◆ EXERCISE AIM ◆
Scan the data that follows and count the lines with the string "text"; answer with the count alone.

Figure collection entries
BEGIN
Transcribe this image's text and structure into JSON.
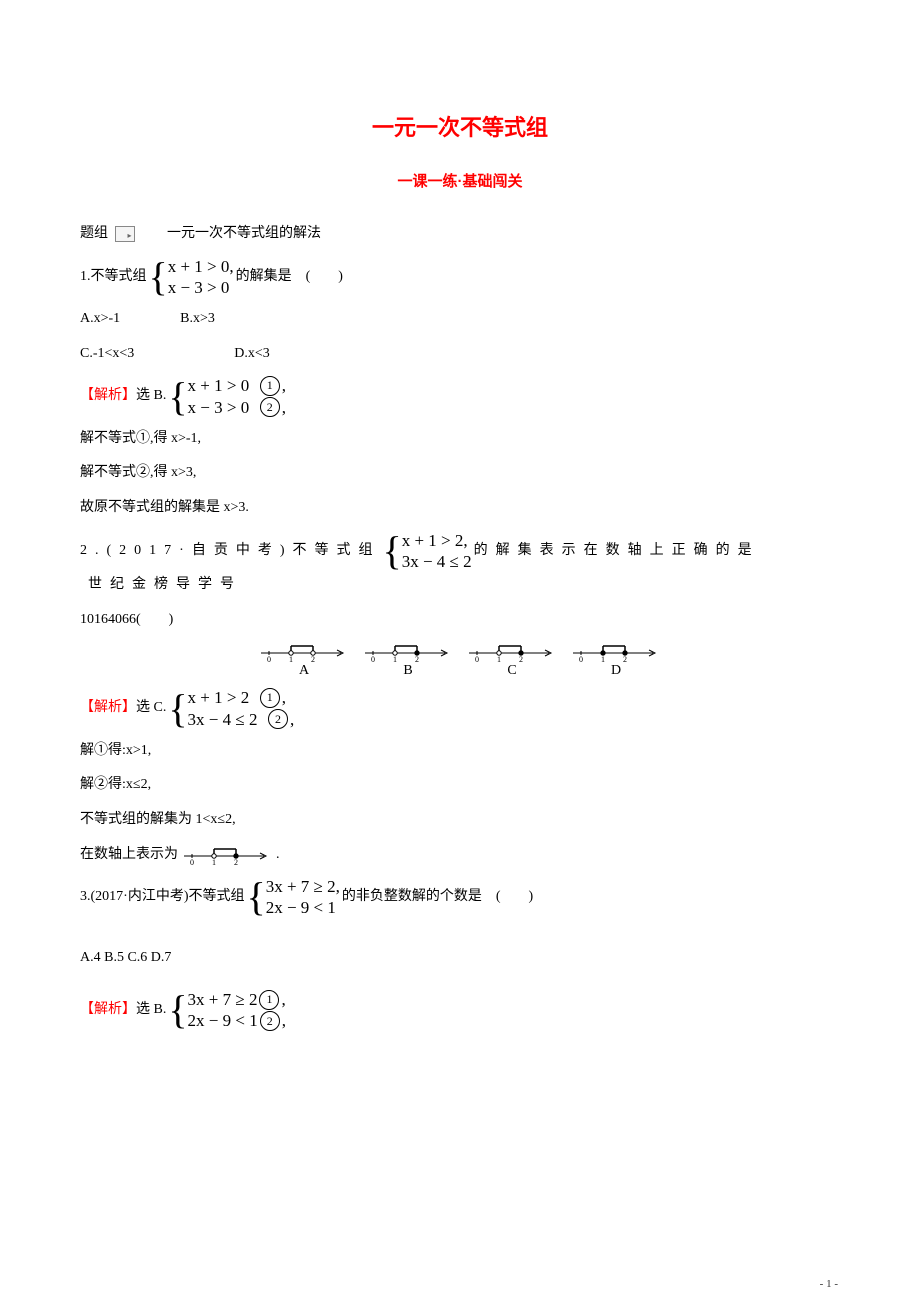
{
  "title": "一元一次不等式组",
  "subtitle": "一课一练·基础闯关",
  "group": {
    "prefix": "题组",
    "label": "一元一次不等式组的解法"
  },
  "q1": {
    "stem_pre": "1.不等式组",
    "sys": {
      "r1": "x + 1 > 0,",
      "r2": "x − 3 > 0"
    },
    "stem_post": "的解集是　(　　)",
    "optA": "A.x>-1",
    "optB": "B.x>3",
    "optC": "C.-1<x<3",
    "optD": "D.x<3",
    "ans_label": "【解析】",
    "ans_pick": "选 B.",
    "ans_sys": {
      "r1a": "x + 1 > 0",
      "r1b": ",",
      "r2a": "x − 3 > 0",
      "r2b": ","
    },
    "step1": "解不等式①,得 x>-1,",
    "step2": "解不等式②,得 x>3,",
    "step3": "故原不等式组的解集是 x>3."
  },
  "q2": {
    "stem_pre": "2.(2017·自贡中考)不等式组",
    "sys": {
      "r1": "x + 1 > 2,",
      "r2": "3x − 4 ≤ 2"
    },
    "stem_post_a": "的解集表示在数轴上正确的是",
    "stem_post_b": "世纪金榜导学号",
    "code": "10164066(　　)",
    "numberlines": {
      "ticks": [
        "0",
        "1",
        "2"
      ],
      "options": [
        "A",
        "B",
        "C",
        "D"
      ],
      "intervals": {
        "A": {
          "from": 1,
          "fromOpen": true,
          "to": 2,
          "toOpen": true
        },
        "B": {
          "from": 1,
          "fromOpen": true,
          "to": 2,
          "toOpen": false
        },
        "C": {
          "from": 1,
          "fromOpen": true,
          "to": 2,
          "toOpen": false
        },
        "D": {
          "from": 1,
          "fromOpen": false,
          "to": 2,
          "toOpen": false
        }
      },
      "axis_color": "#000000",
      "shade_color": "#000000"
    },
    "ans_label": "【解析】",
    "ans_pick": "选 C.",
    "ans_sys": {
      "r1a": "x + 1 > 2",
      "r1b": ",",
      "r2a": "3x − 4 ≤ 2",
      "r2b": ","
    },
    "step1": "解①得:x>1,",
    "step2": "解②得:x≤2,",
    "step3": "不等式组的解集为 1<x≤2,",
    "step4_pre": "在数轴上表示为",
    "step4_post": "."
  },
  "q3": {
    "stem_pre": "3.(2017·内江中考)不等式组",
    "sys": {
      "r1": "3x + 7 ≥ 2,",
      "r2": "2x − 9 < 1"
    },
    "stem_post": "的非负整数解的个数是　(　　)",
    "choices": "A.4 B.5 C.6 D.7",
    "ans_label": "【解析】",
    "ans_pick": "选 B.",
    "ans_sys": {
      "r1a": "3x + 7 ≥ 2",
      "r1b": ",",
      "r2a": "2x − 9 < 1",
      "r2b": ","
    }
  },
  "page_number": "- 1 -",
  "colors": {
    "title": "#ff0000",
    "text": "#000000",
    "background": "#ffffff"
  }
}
END
◆ TASK RESPONSE ◆
2